### Directive
Rewrite every line of the material below, swapping "Hub/Transcription Factor Definition" for "Hub/Regulator Definition" and keeping everything else the same. Leave the pictures out.

# START OF Records to use

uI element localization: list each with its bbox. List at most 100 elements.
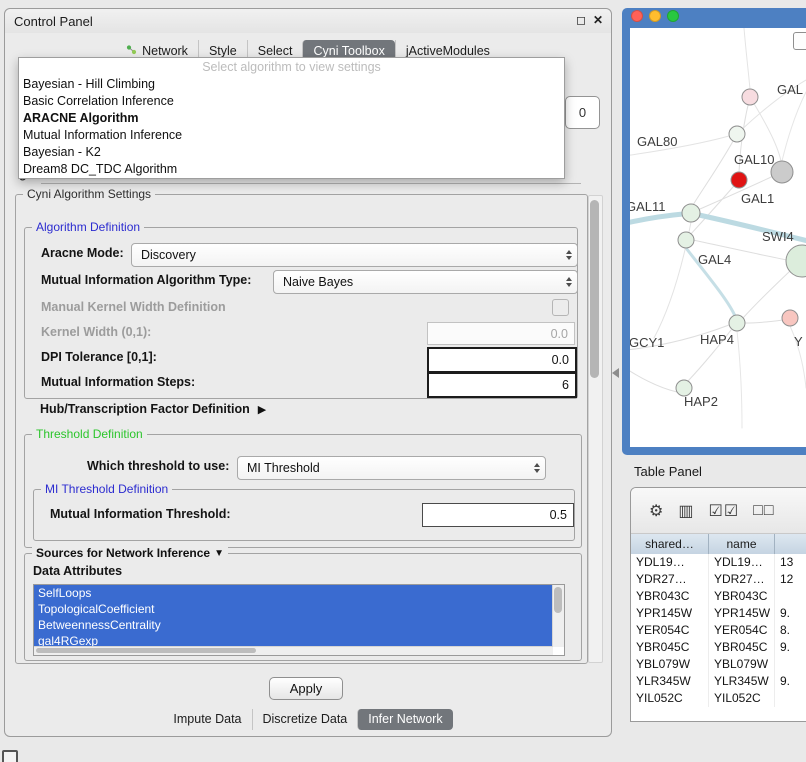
dpi-tolerance-value: 0.0 (552, 353, 569, 367)
algorithm-definition-group: Algorithm Definition Aracne Mode: Discov… (24, 227, 578, 399)
table-cell: YPR145W (709, 605, 775, 622)
settings-vertical-scrollbar[interactable] (588, 195, 603, 663)
table-row[interactable]: YDL19…YDL19…13 (631, 554, 806, 571)
list-vertical-scrollbar[interactable] (552, 585, 564, 647)
algorithm-dropdown-placeholder[interactable]: Select algorithm to view settings (19, 58, 564, 76)
control-panel-titlebar[interactable]: Control Panel ◻ ✕ (5, 9, 611, 33)
mi-steps-input[interactable]: 6 (427, 372, 577, 398)
dpi-tolerance-input[interactable]: 0.0 (427, 347, 577, 373)
select-rows-icon[interactable]: ☑☑ (708, 501, 739, 521)
list-horizontal-scrollbar[interactable] (34, 646, 553, 655)
hub-definition-label: Hub/Transcription Factor Definition (40, 402, 250, 416)
partial-spinner-value: 0 (579, 105, 586, 120)
minimize-traffic-light-icon[interactable] (649, 10, 661, 22)
table-row[interactable]: YLR345WYLR345W9. (631, 673, 806, 690)
algorithm-option-bayesian-hill-climbing[interactable]: Bayesian - Hill Climbing (19, 76, 564, 93)
birdseye-view-box[interactable] (793, 32, 806, 50)
table-row[interactable]: YBR043CYBR043C (631, 588, 806, 605)
float-window-icon[interactable]: ◻ (576, 13, 586, 27)
apply-button[interactable]: Apply (269, 677, 343, 700)
network-node-top-pink[interactable] (742, 89, 758, 105)
algorithm-option-basic-correlation-inference[interactable]: Basic Correlation Inference (19, 93, 564, 110)
table-row[interactable]: YIL052CYIL052C (631, 690, 806, 707)
hub-definition-toggle[interactable]: Hub/Transcription Factor Definition ▶ (40, 402, 266, 416)
partial-spinner-field[interactable]: 0 (565, 96, 600, 129)
network-node-gal1[interactable] (682, 204, 700, 222)
cyni-settings-group-title: Cyni Algorithm Settings (23, 187, 155, 201)
scrollbar-thumb[interactable] (554, 587, 562, 613)
column-header-name[interactable]: name (709, 534, 775, 554)
network-edge[interactable] (693, 134, 737, 205)
mi-steps-value: 6 (562, 378, 569, 392)
attribute-item-selfloops[interactable]: SelfLoops (34, 585, 553, 601)
table-row[interactable]: YPR145WYPR145W9. (631, 605, 806, 622)
column-header-shared[interactable]: shared… (631, 534, 709, 554)
kernel-width-input[interactable]: 0.0 (427, 322, 575, 345)
network-canvas[interactable]: GALGAL80GAL10GAL11GAL1SWI4GAL4GCY1HAP4YH… (630, 28, 806, 447)
attribute-item-betweennesscentrality[interactable]: BetweennessCentrality (34, 617, 553, 633)
table-row[interactable]: YER054CYER054C8. (631, 622, 806, 639)
settings-gear-icon[interactable]: ⚙ (649, 501, 664, 521)
algorithm-option-mutual-information-inference[interactable]: Mutual Information Inference (19, 127, 564, 144)
restore-panel-icon[interactable] (2, 750, 18, 762)
kernel-width-label: Kernel Width (0,1): (41, 325, 151, 339)
attribute-item-gal4rgexp[interactable]: gal4RGexp (34, 633, 553, 647)
zoom-traffic-light-icon[interactable] (667, 10, 679, 22)
scrollbar-thumb[interactable] (36, 648, 256, 653)
data-attributes-list-container: SelfLoopsTopologicalCoefficientBetweenne… (33, 584, 565, 656)
manual-kernel-width-checkbox[interactable] (552, 299, 569, 316)
table-cell: 9. (775, 673, 806, 690)
scrollbar-thumb[interactable] (590, 200, 599, 378)
sources-group: Sources for Network Inference ▼ Data Att… (24, 553, 582, 661)
table-row[interactable]: YBR045CYBR045C9. (631, 639, 806, 656)
traffic-lights (631, 9, 685, 27)
algorithm-option-bayesian-k2[interactable]: Bayesian - K2 (19, 144, 564, 161)
aracne-mode-select[interactable]: Discovery (131, 243, 578, 267)
network-edge[interactable] (737, 331, 742, 428)
mi-threshold-input[interactable]: 0.5 (422, 503, 574, 527)
node-label-hap2: HAP2 (684, 394, 718, 409)
column-selector-icon[interactable]: ▥ (678, 501, 694, 521)
network-edge[interactable] (743, 271, 790, 318)
table-row[interactable]: YDR27…YDR27…12 (631, 571, 806, 588)
network-node-gal4[interactable] (678, 232, 694, 248)
sources-group-title: Sources for Network Inference (36, 546, 210, 560)
splitter-collapse-icon[interactable] (612, 368, 619, 378)
node-label-hap4: HAP4 (700, 332, 734, 347)
tab-impute-data[interactable]: Impute Data (163, 709, 251, 730)
node-label-gal4: GAL4 (698, 252, 731, 267)
network-edge[interactable] (630, 366, 677, 392)
dpi-tolerance-label: DPI Tolerance [0,1]: (41, 350, 157, 364)
network-edge[interactable] (630, 214, 683, 224)
network-node-gal80[interactable] (729, 126, 745, 142)
node-label-gal: GAL (777, 82, 803, 97)
close-traffic-light-icon[interactable] (631, 10, 643, 22)
close-window-icon[interactable]: ✕ (593, 13, 603, 27)
network-node-right-salmon[interactable] (782, 310, 798, 326)
sources-group-toggle[interactable]: Sources for Network Inference ▼ (32, 546, 228, 560)
network-edge[interactable] (744, 28, 750, 89)
network-edge[interactable] (782, 92, 806, 161)
mi-algorithm-type-select[interactable]: Naive Bayes (273, 270, 578, 294)
network-window-titlebar[interactable] (622, 8, 806, 28)
which-threshold-select[interactable]: MI Threshold (237, 456, 546, 480)
algorithm-option-aracne-algorithm[interactable]: ARACNE Algorithm (19, 110, 564, 127)
table-row[interactable]: YBL079WYBL079W (631, 656, 806, 673)
network-view-window: GALGAL80GAL10GAL11GAL1SWI4GAL4GCY1HAP4YH… (622, 8, 806, 455)
network-node-hap4[interactable] (729, 315, 745, 331)
deselect-rows-icon[interactable]: □□ (753, 502, 774, 520)
table-cell: YPR145W (631, 605, 709, 622)
algorithm-option-dream8-dc-tdc-algorithm[interactable]: Dream8 DC_TDC Algorithm (19, 161, 564, 178)
obscured-groupbox-edge (41, 183, 581, 184)
network-node-gal10-red[interactable] (731, 172, 747, 188)
mi-threshold-definition-title: MI Threshold Definition (41, 482, 172, 496)
combo-stepper-icon (534, 463, 540, 473)
table-cell: YDL19… (631, 554, 709, 571)
table-cell: YDR27… (631, 571, 709, 588)
attribute-item-topologicalcoefficient[interactable]: TopologicalCoefficient (34, 601, 553, 617)
table-cell: YIL052C (631, 690, 709, 707)
tab-discretize-data[interactable]: Discretize Data (252, 709, 358, 730)
tab-infer-network[interactable]: Infer Network (357, 709, 452, 730)
column-header-col2[interactable] (775, 534, 806, 554)
network-edge[interactable] (745, 320, 783, 323)
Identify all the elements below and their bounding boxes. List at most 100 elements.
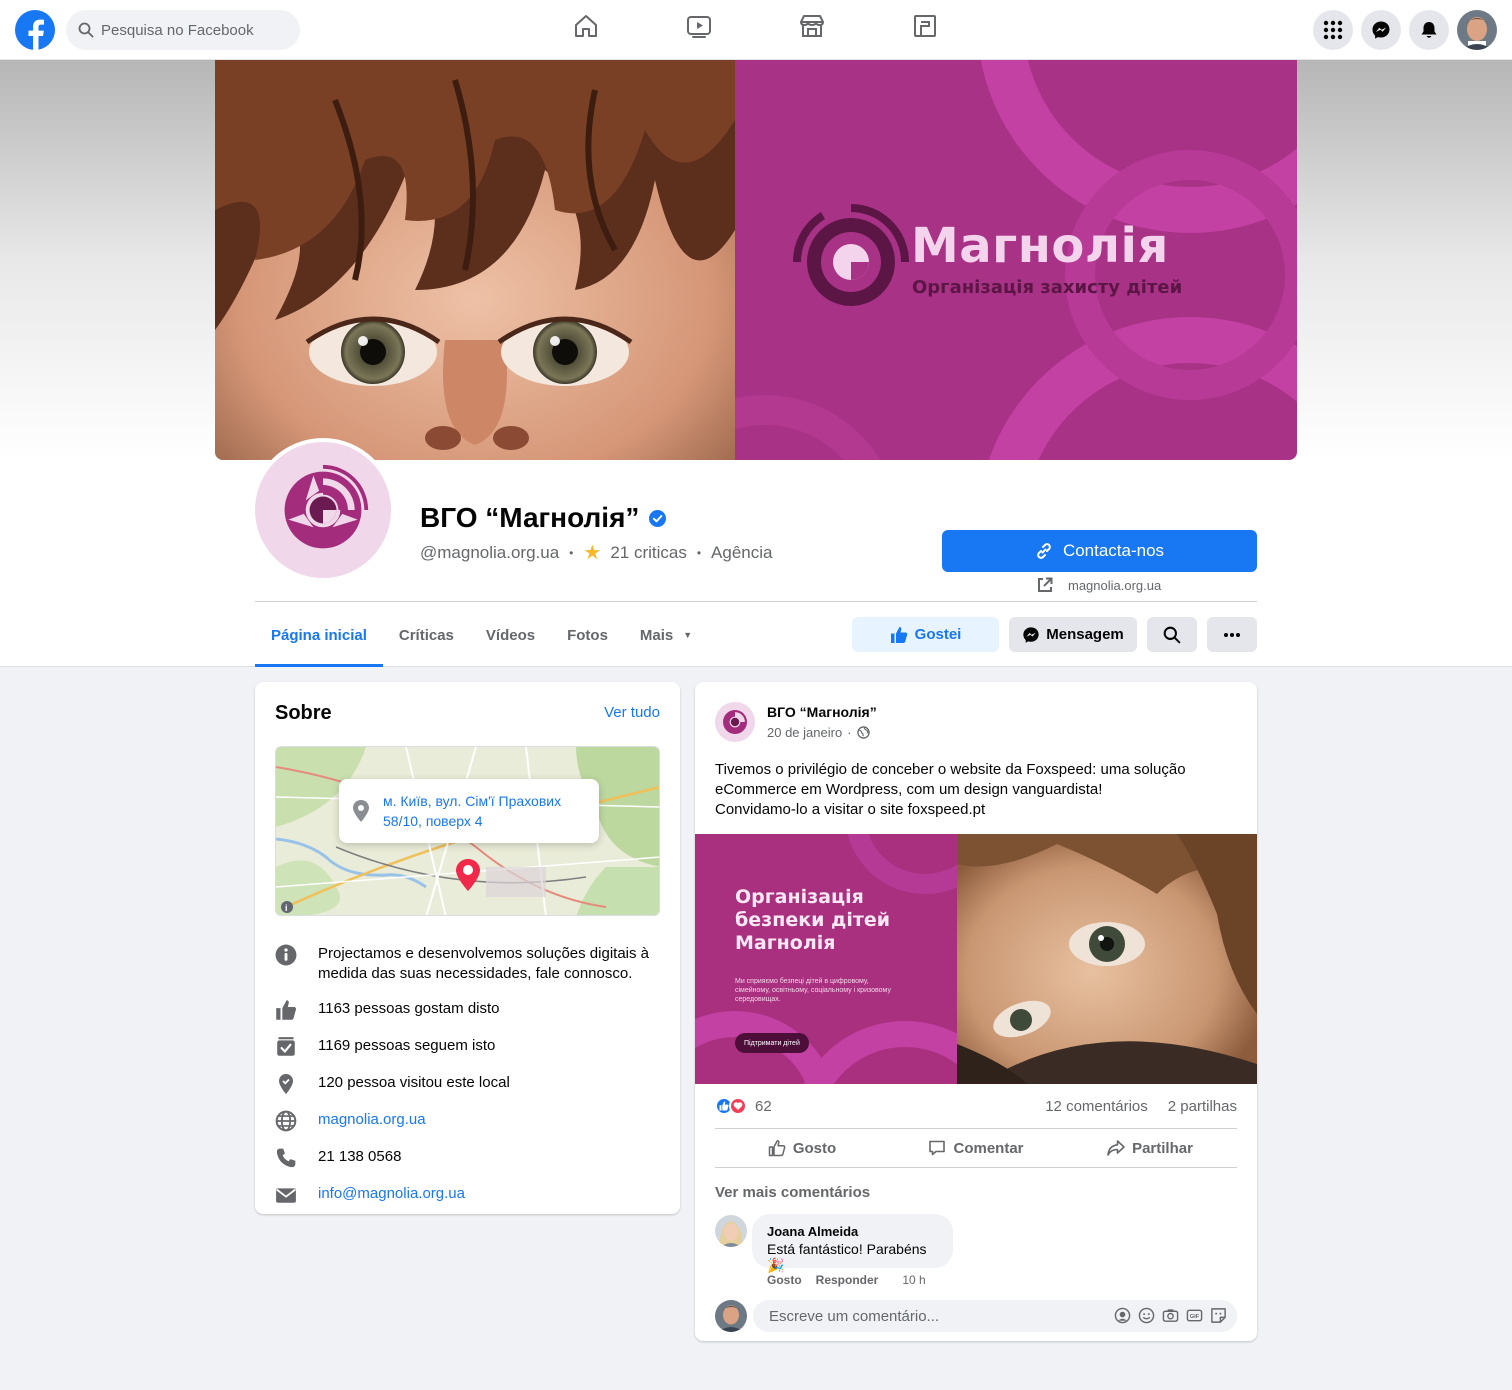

# END OF Records to use

### The answer
uI element localization: list each with its bbox. List at most 100 elements.
dpi-tolerance-value: 0.0 (552, 353, 569, 367)
algorithm-definition-group: Algorithm Definition Aracne Mode: Discov… (24, 227, 578, 399)
table-cell: YPR145W (709, 605, 775, 622)
settings-vertical-scrollbar[interactable] (588, 195, 603, 663)
table-row[interactable]: YDL19…YDL19…13 (631, 554, 806, 571)
list-vertical-scrollbar[interactable] (552, 585, 564, 647)
algorithm-dropdown-placeholder[interactable]: Select algorithm to view settings (19, 58, 564, 76)
control-panel-titlebar[interactable]: Control Panel ◻ ✕ (5, 9, 611, 33)
mi-steps-input[interactable]: 6 (427, 372, 577, 398)
dpi-tolerance-input[interactable]: 0.0 (427, 347, 577, 373)
select-rows-icon[interactable]: ☑☑ (708, 501, 739, 521)
list-horizontal-scrollbar[interactable] (34, 646, 553, 655)
hub-definition-label: Hub/Regulator Definition (40, 402, 250, 416)
partial-spinner-value: 0 (579, 105, 586, 120)
minimize-traffic-light-icon[interactable] (649, 10, 661, 22)
table-row[interactable]: YLR345WYLR345W9. (631, 673, 806, 690)
algorithm-option-bayesian-hill-climbing[interactable]: Bayesian - Hill Climbing (19, 76, 564, 93)
birdseye-view-box[interactable] (793, 32, 806, 50)
table-row[interactable]: YBR043CYBR043C (631, 588, 806, 605)
float-window-icon[interactable]: ◻ (576, 13, 586, 27)
apply-button[interactable]: Apply (269, 677, 343, 700)
network-node-top-pink[interactable] (742, 89, 758, 105)
algorithm-option-basic-correlation-inference[interactable]: Basic Correlation Inference (19, 93, 564, 110)
table-row[interactable]: YIL052CYIL052C (631, 690, 806, 707)
hub-definition-toggle[interactable]: Hub/Regulator Definition ▶ (40, 402, 266, 416)
partial-spinner-field[interactable]: 0 (565, 96, 600, 129)
network-node-gal1[interactable] (682, 204, 700, 222)
cyni-settings-group-title: Cyni Algorithm Settings (23, 187, 155, 201)
scrollbar-thumb[interactable] (554, 587, 562, 613)
column-header-name[interactable]: name (709, 534, 775, 554)
network-edge[interactable] (693, 134, 737, 205)
mi-steps-value: 6 (562, 378, 569, 392)
attribute-item-selfloops[interactable]: SelfLoops (34, 585, 553, 601)
table-row[interactable]: YPR145WYPR145W9. (631, 605, 806, 622)
column-header-shared[interactable]: shared… (631, 534, 709, 554)
kernel-width-input[interactable]: 0.0 (427, 322, 575, 345)
network-canvas[interactable]: GALGAL80GAL10GAL11GAL1SWI4GAL4GCY1HAP4YH… (630, 28, 806, 447)
attribute-item-betweennesscentrality[interactable]: BetweennessCentrality (34, 617, 553, 633)
table-row[interactable]: YER054CYER054C8. (631, 622, 806, 639)
settings-gear-icon[interactable]: ⚙ (649, 501, 664, 521)
algorithm-option-mutual-information-inference[interactable]: Mutual Information Inference (19, 127, 564, 144)
restore-panel-icon[interactable] (2, 750, 18, 762)
kernel-width-label: Kernel Width (0,1): (41, 325, 151, 339)
attribute-item-gal4rgexp[interactable]: gal4RGexp (34, 633, 553, 647)
zoom-traffic-light-icon[interactable] (667, 10, 679, 22)
scrollbar-thumb[interactable] (36, 648, 256, 653)
data-attributes-list-container: SelfLoopsTopologicalCoefficientBetweenne… (33, 584, 565, 656)
manual-kernel-width-checkbox[interactable] (552, 299, 569, 316)
table-cell: 9. (775, 673, 806, 690)
scrollbar-thumb[interactable] (590, 200, 599, 378)
sources-group: Sources for Network Inference ▼ Data Att… (24, 553, 582, 661)
table-row[interactable]: YBR045CYBR045C9. (631, 639, 806, 656)
traffic-lights (631, 9, 685, 27)
algorithm-option-bayesian-k2[interactable]: Bayesian - K2 (19, 144, 564, 161)
aracne-mode-select[interactable]: Discovery (131, 243, 578, 267)
network-edge[interactable] (737, 331, 742, 428)
mi-threshold-input[interactable]: 0.5 (422, 503, 574, 527)
node-label-hap2: HAP2 (684, 394, 718, 409)
column-selector-icon[interactable]: ▥ (678, 501, 694, 521)
network-edge[interactable] (743, 271, 790, 318)
table-row[interactable]: YDR27…YDR27…12 (631, 571, 806, 588)
network-node-gal4[interactable] (678, 232, 694, 248)
sources-group-title: Sources for Network Inference (36, 546, 210, 560)
splitter-collapse-icon[interactable] (612, 368, 619, 378)
node-label-hap4: HAP4 (700, 332, 734, 347)
tab-impute-data[interactable]: Impute Data (163, 709, 251, 730)
node-label-gal4: GAL4 (698, 252, 731, 267)
network-edge[interactable] (630, 366, 677, 392)
dpi-tolerance-label: DPI Tolerance [0,1]: (41, 350, 157, 364)
network-edge[interactable] (630, 214, 683, 224)
network-node-gal80[interactable] (729, 126, 745, 142)
node-label-gal: GAL (777, 82, 803, 97)
close-traffic-light-icon[interactable] (631, 10, 643, 22)
close-window-icon[interactable]: ✕ (593, 13, 603, 27)
network-node-right-salmon[interactable] (782, 310, 798, 326)
sources-group-toggle[interactable]: Sources for Network Inference ▼ (32, 546, 228, 560)
network-edge[interactable] (744, 28, 750, 89)
network-edge[interactable] (782, 92, 806, 161)
mi-algorithm-type-select[interactable]: Naive Bayes (273, 270, 578, 294)
network-window-titlebar[interactable] (622, 8, 806, 28)
which-threshold-select[interactable]: MI Threshold (237, 456, 546, 480)
algorithm-option-aracne-algorithm[interactable]: ARACNE Algorithm (19, 110, 564, 127)
table-row[interactable]: YBL079WYBL079W (631, 656, 806, 673)
network-view-window: GALGAL80GAL10GAL11GAL1SWI4GAL4GCY1HAP4YH… (622, 8, 806, 455)
network-node-hap4[interactable] (729, 315, 745, 331)
deselect-rows-icon[interactable]: □□ (753, 502, 774, 520)
table-cell: YPR145W (631, 605, 709, 622)
algorithm-option-dream8-dc-tdc-algorithm[interactable]: Dream8 DC_TDC Algorithm (19, 161, 564, 178)
obscured-groupbox-edge (41, 183, 581, 184)
network-node-gal10-red[interactable] (731, 172, 747, 188)
mi-threshold-definition-title: MI Threshold Definition (41, 482, 172, 496)
combo-stepper-icon (534, 463, 540, 473)
table-cell: YDL19… (631, 554, 709, 571)
table-cell: YDR27… (631, 571, 709, 588)
attribute-item-topologicalcoefficient[interactable]: TopologicalCoefficient (34, 601, 553, 617)
table-cell: YIL052C (631, 690, 709, 707)
tab-discretize-data[interactable]: Discretize Data (252, 709, 358, 730)
tab-infer-network[interactable]: Infer Network (357, 709, 452, 730)
column-header-col2[interactable] (775, 534, 806, 554)
network-edge[interactable] (745, 320, 783, 323)
Identify all the elements below and their bounding boxes. List at most 100 elements.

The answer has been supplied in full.